- [What the exercise asks] From the listing, collect all lines containing the word "content".

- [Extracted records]
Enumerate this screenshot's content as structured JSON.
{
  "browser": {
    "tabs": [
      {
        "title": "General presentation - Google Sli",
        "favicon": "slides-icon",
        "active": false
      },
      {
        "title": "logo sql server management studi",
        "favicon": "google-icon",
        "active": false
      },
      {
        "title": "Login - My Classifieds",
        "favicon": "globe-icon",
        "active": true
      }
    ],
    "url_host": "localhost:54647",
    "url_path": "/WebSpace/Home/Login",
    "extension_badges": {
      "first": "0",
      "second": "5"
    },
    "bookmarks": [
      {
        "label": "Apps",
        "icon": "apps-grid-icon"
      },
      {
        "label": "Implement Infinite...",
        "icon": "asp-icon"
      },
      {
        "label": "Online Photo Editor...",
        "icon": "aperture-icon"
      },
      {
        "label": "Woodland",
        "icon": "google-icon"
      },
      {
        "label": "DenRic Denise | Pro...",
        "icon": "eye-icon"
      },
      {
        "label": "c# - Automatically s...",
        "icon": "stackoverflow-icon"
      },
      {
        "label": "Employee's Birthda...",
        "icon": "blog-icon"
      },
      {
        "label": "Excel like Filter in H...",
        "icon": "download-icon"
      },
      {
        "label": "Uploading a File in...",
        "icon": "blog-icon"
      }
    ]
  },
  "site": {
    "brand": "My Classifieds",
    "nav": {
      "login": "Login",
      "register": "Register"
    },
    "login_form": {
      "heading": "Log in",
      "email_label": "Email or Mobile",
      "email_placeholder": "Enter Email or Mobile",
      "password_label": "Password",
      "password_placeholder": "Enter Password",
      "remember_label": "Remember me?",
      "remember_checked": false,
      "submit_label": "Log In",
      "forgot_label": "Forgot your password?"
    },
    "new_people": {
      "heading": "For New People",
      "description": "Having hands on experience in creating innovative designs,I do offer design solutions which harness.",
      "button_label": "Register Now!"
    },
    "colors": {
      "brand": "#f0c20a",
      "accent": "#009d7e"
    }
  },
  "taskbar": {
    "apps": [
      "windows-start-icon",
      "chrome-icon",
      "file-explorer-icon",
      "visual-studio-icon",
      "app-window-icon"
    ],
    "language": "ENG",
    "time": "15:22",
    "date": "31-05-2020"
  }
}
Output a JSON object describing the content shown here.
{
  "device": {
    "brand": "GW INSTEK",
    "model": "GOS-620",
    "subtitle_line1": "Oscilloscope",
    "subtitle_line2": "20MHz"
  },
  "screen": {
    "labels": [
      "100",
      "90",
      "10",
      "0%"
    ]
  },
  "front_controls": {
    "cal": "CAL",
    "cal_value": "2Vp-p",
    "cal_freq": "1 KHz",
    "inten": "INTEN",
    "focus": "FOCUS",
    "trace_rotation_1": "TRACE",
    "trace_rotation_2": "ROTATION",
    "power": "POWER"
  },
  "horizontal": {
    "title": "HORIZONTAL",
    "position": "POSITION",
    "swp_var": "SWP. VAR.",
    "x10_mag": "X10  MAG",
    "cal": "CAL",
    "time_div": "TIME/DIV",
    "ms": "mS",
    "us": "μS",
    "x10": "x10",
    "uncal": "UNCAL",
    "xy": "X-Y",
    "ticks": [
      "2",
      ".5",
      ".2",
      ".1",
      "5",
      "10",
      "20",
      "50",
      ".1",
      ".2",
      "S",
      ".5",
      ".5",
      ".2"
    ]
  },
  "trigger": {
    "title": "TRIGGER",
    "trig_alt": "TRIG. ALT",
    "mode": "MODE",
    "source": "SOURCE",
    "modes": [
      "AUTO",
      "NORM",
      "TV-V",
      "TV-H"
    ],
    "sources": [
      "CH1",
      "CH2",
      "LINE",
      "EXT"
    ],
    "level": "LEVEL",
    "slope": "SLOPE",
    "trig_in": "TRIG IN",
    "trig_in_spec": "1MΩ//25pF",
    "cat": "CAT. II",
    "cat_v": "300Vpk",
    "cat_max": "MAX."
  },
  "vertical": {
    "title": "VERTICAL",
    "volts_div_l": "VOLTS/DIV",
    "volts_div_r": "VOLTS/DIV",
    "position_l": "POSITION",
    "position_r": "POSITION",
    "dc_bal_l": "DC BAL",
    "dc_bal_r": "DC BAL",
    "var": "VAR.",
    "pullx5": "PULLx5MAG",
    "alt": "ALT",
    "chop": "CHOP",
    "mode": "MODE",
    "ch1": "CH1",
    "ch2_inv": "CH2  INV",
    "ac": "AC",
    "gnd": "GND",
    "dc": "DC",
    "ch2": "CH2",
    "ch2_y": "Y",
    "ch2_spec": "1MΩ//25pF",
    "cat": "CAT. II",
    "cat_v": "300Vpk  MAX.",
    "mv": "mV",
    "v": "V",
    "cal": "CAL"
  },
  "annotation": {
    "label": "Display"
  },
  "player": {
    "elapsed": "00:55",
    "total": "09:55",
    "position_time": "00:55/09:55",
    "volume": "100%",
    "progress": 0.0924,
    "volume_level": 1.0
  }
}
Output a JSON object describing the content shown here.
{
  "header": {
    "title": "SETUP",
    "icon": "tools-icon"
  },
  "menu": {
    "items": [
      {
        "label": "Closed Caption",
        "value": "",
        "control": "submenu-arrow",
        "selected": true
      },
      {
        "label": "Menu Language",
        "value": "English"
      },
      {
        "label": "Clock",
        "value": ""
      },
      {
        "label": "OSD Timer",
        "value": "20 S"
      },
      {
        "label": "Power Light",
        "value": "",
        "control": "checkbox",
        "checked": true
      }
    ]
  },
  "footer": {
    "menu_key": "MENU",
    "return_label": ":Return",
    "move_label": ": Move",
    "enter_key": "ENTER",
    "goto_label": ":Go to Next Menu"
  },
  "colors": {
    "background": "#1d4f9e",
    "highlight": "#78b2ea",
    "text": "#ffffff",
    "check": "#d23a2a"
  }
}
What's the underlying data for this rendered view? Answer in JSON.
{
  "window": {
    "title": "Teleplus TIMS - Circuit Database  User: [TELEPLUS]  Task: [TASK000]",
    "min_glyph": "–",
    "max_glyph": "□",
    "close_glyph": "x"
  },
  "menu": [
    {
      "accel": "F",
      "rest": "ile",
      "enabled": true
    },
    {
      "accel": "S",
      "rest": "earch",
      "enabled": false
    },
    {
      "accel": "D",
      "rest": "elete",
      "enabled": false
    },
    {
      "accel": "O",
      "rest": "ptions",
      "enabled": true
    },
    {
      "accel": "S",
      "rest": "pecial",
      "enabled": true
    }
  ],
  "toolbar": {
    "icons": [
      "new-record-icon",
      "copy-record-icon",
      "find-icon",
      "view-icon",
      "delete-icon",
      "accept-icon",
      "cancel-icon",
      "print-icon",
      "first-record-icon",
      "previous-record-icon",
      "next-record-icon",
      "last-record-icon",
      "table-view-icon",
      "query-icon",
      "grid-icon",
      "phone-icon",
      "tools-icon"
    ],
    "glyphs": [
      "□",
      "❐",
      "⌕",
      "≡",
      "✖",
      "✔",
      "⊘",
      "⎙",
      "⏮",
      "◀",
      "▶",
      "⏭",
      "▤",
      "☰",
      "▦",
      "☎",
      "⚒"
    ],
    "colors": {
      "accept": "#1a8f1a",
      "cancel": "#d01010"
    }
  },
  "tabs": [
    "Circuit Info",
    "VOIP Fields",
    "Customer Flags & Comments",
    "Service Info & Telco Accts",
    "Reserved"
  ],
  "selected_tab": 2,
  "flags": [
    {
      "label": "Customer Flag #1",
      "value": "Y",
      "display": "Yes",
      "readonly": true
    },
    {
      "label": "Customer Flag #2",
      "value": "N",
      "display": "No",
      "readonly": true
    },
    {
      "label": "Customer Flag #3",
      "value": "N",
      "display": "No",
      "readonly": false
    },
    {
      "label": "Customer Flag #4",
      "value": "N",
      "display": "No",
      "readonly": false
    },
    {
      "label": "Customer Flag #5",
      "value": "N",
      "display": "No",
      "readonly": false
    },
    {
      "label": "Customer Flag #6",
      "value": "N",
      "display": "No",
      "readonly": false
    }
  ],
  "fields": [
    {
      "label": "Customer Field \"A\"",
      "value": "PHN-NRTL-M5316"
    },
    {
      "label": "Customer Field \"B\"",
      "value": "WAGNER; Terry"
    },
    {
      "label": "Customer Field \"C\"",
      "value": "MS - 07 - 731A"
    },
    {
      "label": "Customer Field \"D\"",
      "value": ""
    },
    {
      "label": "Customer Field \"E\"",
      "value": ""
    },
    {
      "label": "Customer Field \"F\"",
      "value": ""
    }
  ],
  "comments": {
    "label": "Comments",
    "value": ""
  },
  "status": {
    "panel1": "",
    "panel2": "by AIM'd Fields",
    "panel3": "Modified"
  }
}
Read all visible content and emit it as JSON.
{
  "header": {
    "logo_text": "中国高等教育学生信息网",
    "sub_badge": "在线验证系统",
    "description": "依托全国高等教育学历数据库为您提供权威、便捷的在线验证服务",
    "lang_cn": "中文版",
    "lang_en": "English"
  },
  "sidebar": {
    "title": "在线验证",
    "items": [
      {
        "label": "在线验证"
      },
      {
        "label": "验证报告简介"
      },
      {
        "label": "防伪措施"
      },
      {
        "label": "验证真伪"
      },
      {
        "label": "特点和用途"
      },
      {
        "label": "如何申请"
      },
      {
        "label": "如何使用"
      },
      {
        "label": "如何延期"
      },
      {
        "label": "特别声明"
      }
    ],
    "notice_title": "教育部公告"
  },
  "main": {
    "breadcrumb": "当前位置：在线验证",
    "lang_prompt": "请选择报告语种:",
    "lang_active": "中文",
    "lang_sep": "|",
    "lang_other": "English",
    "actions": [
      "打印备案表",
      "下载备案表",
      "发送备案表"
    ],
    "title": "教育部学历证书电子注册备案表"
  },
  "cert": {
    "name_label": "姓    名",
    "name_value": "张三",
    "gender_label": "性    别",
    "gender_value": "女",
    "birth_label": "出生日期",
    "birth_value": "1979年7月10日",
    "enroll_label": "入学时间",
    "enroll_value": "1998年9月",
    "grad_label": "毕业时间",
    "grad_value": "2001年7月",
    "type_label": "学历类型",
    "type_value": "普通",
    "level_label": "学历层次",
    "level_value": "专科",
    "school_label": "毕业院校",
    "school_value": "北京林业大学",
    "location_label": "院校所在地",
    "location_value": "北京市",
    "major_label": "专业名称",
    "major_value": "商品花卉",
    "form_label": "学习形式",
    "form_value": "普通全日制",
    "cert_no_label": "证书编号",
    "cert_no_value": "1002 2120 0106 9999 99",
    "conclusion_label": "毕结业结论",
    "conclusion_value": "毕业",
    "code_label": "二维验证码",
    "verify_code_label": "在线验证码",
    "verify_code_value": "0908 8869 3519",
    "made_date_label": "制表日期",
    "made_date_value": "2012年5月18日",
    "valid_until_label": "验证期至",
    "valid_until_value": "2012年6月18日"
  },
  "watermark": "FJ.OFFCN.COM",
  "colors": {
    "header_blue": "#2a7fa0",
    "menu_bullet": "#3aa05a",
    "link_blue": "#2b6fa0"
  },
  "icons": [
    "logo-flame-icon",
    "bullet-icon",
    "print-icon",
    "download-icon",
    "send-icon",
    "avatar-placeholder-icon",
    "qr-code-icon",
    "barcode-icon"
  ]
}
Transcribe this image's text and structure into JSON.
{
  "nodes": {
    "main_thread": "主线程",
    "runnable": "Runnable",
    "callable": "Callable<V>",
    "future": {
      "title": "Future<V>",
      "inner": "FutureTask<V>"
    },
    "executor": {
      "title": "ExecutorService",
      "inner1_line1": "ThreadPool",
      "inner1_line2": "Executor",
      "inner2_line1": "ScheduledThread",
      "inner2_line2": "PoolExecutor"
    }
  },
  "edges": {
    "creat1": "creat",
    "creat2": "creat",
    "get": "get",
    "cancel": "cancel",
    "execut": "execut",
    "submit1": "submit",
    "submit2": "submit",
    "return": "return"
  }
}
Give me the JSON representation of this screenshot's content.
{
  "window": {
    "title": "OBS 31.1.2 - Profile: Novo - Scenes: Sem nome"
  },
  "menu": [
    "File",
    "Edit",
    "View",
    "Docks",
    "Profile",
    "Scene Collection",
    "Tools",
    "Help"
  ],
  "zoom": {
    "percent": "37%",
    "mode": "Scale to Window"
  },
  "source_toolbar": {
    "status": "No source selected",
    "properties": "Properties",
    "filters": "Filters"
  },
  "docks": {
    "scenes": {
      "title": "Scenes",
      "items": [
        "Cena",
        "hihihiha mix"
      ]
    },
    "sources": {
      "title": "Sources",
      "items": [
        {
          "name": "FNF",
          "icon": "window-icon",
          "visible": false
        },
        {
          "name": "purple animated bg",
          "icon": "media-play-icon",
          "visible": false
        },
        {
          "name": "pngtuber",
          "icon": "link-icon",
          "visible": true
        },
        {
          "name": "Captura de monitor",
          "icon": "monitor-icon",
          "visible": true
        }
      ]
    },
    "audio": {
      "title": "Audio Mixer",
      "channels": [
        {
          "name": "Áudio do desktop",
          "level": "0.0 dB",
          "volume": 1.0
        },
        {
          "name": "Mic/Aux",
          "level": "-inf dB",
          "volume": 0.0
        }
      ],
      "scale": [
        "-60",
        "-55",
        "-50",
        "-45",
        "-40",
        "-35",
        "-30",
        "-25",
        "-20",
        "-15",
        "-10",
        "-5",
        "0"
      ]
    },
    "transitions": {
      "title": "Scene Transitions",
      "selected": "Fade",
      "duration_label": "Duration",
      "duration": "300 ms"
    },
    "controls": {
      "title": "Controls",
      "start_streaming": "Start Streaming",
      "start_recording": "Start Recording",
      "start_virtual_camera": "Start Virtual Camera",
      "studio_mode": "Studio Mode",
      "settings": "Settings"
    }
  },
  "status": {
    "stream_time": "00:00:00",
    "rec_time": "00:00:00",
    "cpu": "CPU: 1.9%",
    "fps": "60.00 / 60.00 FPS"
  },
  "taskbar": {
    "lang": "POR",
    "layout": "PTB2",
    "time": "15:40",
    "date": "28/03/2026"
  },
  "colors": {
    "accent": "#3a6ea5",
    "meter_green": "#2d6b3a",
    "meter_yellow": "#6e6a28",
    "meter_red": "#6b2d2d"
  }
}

- [Task solution]
Enumerate this screenshot's content as structured JSON.
Output a JSON object describing the content shown here.
Output a JSON object describing the content shown here.
Read all visible content and emit it as JSON.
Give me the JSON representation of this screenshot's content.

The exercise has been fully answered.